To be done »
Pick out every line holding the string "Kaposvár" and copy it.

Source material »
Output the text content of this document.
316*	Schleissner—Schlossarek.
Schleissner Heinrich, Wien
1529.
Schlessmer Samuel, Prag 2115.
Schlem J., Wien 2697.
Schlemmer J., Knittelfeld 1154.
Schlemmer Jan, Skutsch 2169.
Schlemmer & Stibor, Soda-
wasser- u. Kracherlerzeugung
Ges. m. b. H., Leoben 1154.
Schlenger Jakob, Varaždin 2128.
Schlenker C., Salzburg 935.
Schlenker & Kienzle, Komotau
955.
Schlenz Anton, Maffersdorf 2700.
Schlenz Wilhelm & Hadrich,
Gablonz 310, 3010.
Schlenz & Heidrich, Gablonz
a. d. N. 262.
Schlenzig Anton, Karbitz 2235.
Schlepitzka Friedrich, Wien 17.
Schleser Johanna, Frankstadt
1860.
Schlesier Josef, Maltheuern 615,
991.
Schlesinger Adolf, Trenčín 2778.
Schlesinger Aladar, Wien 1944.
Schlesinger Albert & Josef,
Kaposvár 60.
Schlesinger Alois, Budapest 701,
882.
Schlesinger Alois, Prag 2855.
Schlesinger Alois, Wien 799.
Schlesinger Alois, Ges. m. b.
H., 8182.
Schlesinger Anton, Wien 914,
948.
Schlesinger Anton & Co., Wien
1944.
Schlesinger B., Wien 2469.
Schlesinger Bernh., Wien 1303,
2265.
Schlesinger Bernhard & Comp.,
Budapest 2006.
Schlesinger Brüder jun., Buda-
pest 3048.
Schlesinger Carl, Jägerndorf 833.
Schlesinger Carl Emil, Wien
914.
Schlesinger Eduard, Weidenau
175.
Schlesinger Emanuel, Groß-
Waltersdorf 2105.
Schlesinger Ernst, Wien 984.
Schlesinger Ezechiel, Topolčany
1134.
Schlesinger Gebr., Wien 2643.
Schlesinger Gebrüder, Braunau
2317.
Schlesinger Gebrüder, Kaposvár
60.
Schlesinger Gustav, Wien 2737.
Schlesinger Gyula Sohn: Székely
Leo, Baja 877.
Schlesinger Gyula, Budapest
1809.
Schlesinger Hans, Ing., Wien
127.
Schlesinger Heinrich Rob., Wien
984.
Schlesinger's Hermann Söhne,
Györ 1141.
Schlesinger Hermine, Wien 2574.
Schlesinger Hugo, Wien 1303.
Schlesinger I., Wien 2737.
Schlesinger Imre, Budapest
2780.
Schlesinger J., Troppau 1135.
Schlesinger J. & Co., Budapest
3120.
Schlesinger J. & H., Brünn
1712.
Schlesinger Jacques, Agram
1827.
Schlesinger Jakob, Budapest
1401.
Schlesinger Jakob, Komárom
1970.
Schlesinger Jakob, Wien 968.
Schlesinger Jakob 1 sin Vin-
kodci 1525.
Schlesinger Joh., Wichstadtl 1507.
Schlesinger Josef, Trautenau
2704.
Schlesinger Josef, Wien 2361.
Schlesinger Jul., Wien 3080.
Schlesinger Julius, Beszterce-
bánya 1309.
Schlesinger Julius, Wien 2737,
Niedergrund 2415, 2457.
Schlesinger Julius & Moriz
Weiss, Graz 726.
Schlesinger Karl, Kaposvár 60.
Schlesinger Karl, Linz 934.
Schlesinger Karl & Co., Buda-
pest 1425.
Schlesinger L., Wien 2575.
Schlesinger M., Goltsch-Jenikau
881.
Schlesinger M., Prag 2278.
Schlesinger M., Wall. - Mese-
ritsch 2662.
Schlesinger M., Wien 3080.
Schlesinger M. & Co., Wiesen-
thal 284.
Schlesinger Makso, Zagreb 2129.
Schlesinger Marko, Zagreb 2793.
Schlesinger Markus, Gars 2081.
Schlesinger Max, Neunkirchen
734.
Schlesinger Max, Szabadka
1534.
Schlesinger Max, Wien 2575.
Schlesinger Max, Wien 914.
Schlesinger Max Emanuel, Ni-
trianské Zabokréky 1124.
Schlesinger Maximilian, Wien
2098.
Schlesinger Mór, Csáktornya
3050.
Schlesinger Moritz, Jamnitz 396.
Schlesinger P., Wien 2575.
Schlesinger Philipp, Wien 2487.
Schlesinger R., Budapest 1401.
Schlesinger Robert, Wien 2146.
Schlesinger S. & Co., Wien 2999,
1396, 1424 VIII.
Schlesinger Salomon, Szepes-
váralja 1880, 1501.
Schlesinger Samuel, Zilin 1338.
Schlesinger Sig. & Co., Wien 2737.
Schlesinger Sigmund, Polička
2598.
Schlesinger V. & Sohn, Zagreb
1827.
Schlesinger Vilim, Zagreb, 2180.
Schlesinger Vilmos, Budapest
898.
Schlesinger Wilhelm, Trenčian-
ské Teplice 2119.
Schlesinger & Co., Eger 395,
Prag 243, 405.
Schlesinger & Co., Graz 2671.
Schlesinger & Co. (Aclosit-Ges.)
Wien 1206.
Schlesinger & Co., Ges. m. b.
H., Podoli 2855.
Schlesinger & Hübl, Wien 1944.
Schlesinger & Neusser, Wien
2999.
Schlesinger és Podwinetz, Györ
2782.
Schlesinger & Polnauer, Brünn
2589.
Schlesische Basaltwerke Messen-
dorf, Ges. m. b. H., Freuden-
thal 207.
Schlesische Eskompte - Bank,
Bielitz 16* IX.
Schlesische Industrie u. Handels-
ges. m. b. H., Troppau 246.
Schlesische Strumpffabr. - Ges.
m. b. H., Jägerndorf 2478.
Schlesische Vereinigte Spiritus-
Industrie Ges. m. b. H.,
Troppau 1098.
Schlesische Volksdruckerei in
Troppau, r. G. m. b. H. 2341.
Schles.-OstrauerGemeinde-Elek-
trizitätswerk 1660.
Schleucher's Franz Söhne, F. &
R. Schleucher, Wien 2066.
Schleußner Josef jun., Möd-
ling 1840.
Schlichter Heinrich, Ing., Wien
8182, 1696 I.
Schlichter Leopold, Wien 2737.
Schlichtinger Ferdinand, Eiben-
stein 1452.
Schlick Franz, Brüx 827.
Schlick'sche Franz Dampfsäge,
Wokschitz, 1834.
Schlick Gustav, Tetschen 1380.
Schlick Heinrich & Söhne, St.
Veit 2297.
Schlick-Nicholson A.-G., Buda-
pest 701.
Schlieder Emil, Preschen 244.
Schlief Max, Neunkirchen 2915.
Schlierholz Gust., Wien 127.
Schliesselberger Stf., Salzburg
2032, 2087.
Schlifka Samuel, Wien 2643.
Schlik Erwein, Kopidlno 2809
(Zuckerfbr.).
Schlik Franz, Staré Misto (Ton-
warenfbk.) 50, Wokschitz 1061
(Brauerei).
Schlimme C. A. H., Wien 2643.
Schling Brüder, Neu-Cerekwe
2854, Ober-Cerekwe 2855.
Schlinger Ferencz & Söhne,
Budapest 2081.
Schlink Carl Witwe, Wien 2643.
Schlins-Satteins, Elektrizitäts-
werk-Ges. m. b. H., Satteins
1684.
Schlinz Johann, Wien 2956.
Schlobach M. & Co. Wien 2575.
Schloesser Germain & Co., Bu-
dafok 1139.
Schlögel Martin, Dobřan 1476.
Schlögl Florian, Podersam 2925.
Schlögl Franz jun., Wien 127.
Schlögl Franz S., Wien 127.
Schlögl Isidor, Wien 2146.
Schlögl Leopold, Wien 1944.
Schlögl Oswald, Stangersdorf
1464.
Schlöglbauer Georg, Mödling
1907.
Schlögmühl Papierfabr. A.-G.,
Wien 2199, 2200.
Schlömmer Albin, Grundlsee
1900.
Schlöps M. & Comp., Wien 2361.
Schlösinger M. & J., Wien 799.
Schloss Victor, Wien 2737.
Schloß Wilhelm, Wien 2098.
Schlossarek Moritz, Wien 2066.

Task response »
Kaposvár 60.
Schlesinger Gebrüder, Kaposvár
Schlesinger Karl, Kaposvár 60.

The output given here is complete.